Couple years ago we showed at a specialty where we were outside in the pouring rain. Nobody groomed their dogs. But everyone showed.


----------



## Altairss

I love wet shows it really shows what is what! I think I would like showing where you live Megora. Last year I started showing Blitz my aussie at ASCA shows but I decided to try an AKC show with him. I was recommended by a professional handler who shows goldens and aussies to wash him two or three times to make sure he was really clean I did it twice and then blow dried his coat and he lost every bit of his correct coat texture it was all flat and silky and totally incorrect but the handler was like that's perfect. Not! I won't make that mistake again. 


Coat texture should be King for a golden. There are a lot of extremes out there in coat types. Looking at my signature photo Sparkles had a fairly moderate length coat before she was spayed but it was soft. If we went out in the rain it did not take long before she was saturated and it took her forever to dry. I had to blow her coat out afterwards not just towel dry or she would get hot spots. Boots was heavily field bred. His coat was really short as were his feathers ( lot of field dogs in my area were bred to have a lot less coat then standard ) he had good texture to his coat but not sufficient undercoat. When swimming or out in the rain I had to watch to make sure he did not get chilled. Tink is fairly moderate a little light on length and feather better texture then Sparkles but not as good as Boots but she has a better undercoat then his.

^^^^^^^^^^^^^^^^

The exercise
Rewrite the stretch of the dog show thread from "## Altairss" through "that mistake again.", changing "Blitz" to "Rocky".

Collected data
^^^^^^^^^^^^^^^^

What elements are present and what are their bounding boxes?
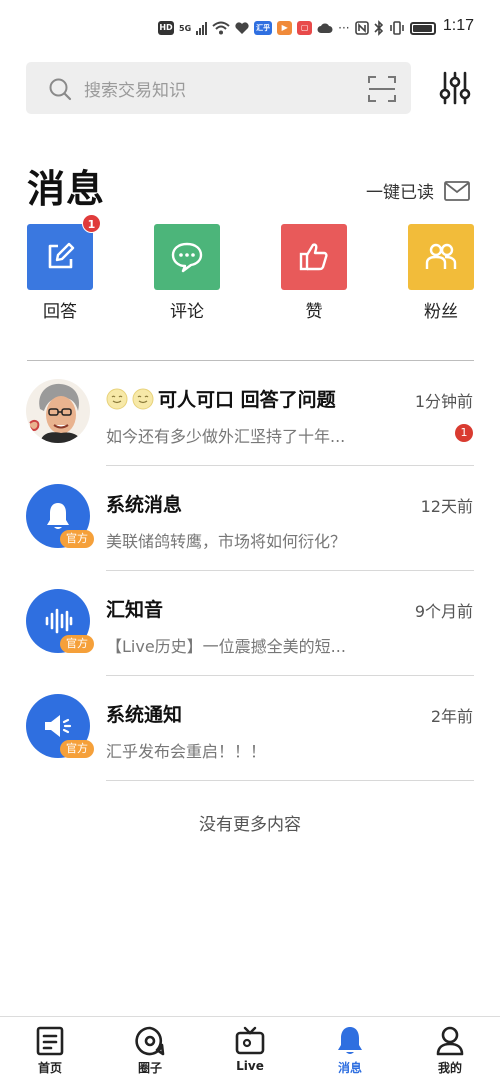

^^^^^^^^^^^^^^^^

Complete response
## Altairss

I love wet shows it really shows what is what! I think I would like showing where you live Megora. Last year I started showing Rocky my aussie at ASCA shows but I decided to try an AKC show with him. I was recommended by a professional handler who shows goldens and aussies to wash him two or three times to make sure he was really clean I did it twice and then blow dried his coat and he lost every bit of his correct coat texture it was all flat and silky and totally incorrect but the handler was like that's perfect. Not! I won't make that mistake again.